Material for the task:
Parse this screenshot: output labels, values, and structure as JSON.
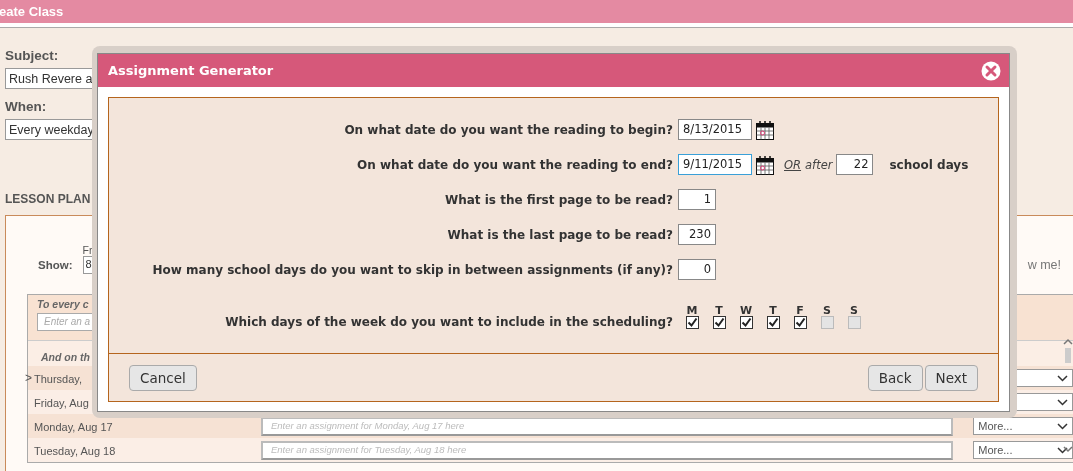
{
  "page": {
    "title": "eate Class",
    "subject": {
      "label": "Subject:",
      "value": "Rush Revere a"
    },
    "when": {
      "label": "When:",
      "value": "Every weekday"
    },
    "lesson_plan": {
      "heading": "LESSON PLAN",
      "show_label": "Show:",
      "from_label": "Fr",
      "from_value": "8",
      "show_me": "w me!",
      "every_day": {
        "heading": "To every c",
        "placeholder": "Enter an a"
      },
      "specific_heading": "And on th",
      "days": [
        {
          "marker": ">",
          "label": "Thursday,"
        },
        {
          "label": "Friday, Aug"
        },
        {
          "label": "Monday, Aug 17",
          "placeholder": "Enter an assignment for Monday, Aug 17 here",
          "more": "More..."
        },
        {
          "label": "Tuesday, Aug 18",
          "placeholder": "Enter an assignment for Tuesday, Aug 18 here",
          "more": "More..."
        }
      ]
    }
  },
  "dialog": {
    "title": "Assignment Generator",
    "questions": [
      {
        "kind": "date",
        "label": "On what date do you want the reading to begin?",
        "value": "8/13/2015",
        "focused": false
      },
      {
        "kind": "date",
        "label": "On what date do you want the reading to end?",
        "value": "9/11/2015",
        "focused": true,
        "or_text": "OR",
        "after_text": "after",
        "days_value": "22",
        "days_suffix": "school days"
      },
      {
        "kind": "number",
        "label": "What is the first page to be read?",
        "value": "1"
      },
      {
        "kind": "number",
        "label": "What is the last page to be read?",
        "value": "230"
      },
      {
        "kind": "number",
        "label": "How many school days do you want to skip in between assignments (if any)?",
        "value": "0"
      },
      {
        "kind": "weekdays",
        "label": "Which days of the week do you want to include in the scheduling?",
        "days": [
          {
            "letter": "M",
            "checked": true
          },
          {
            "letter": "T",
            "checked": true
          },
          {
            "letter": "W",
            "checked": true
          },
          {
            "letter": "T",
            "checked": true
          },
          {
            "letter": "F",
            "checked": true
          },
          {
            "letter": "S",
            "checked": false
          },
          {
            "letter": "S",
            "checked": false
          }
        ]
      }
    ],
    "buttons": {
      "cancel": "Cancel",
      "back": "Back",
      "next": "Next"
    }
  }
}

Your instructions: Your copy should hold every record word for word and none of the pictures.

Answer to the problem:
Parse this screenshot: output labels, values, and structure as JSON.
{
  "page": {
    "title": "eate Class",
    "subject": {
      "label": "Subject:",
      "value": "Rush Revere a"
    },
    "when": {
      "label": "When:",
      "value": "Every weekday"
    },
    "lesson_plan": {
      "heading": "LESSON PLAN",
      "show_label": "Show:",
      "from_label": "Fr",
      "from_value": "8",
      "show_me": "w me!",
      "every_day": {
        "heading": "To every c",
        "placeholder": "Enter an a"
      },
      "specific_heading": "And on th",
      "days": [
        {
          "marker": ">",
          "label": "Thursday,"
        },
        {
          "label": "Friday, Aug"
        },
        {
          "label": "Monday, Aug 17",
          "placeholder": "Enter an assignment for Monday, Aug 17 here",
          "more": "More..."
        },
        {
          "label": "Tuesday, Aug 18",
          "placeholder": "Enter an assignment for Tuesday, Aug 18 here",
          "more": "More..."
        }
      ]
    }
  },
  "dialog": {
    "title": "Assignment Generator",
    "questions": [
      {
        "kind": "date",
        "label": "On what date do you want the reading to begin?",
        "value": "8/13/2015",
        "focused": false
      },
      {
        "kind": "date",
        "label": "On what date do you want the reading to end?",
        "value": "9/11/2015",
        "focused": true,
        "or_text": "OR",
        "after_text": "after",
        "days_value": "22",
        "days_suffix": "school days"
      },
      {
        "kind": "number",
        "label": "What is the first page to be read?",
        "value": "1"
      },
      {
        "kind": "number",
        "label": "What is the last page to be read?",
        "value": "230"
      },
      {
        "kind": "number",
        "label": "How many school days do you want to skip in between assignments (if any)?",
        "value": "0"
      },
      {
        "kind": "weekdays",
        "label": "Which days of the week do you want to include in the scheduling?",
        "days": [
          {
            "letter": "M",
            "checked": true
          },
          {
            "letter": "T",
            "checked": true
          },
          {
            "letter": "W",
            "checked": true
          },
          {
            "letter": "T",
            "checked": true
          },
          {
            "letter": "F",
            "checked": true
          },
          {
            "letter": "S",
            "checked": false
          },
          {
            "letter": "S",
            "checked": false
          }
        ]
      }
    ],
    "buttons": {
      "cancel": "Cancel",
      "back": "Back",
      "next": "Next"
    }
  }
}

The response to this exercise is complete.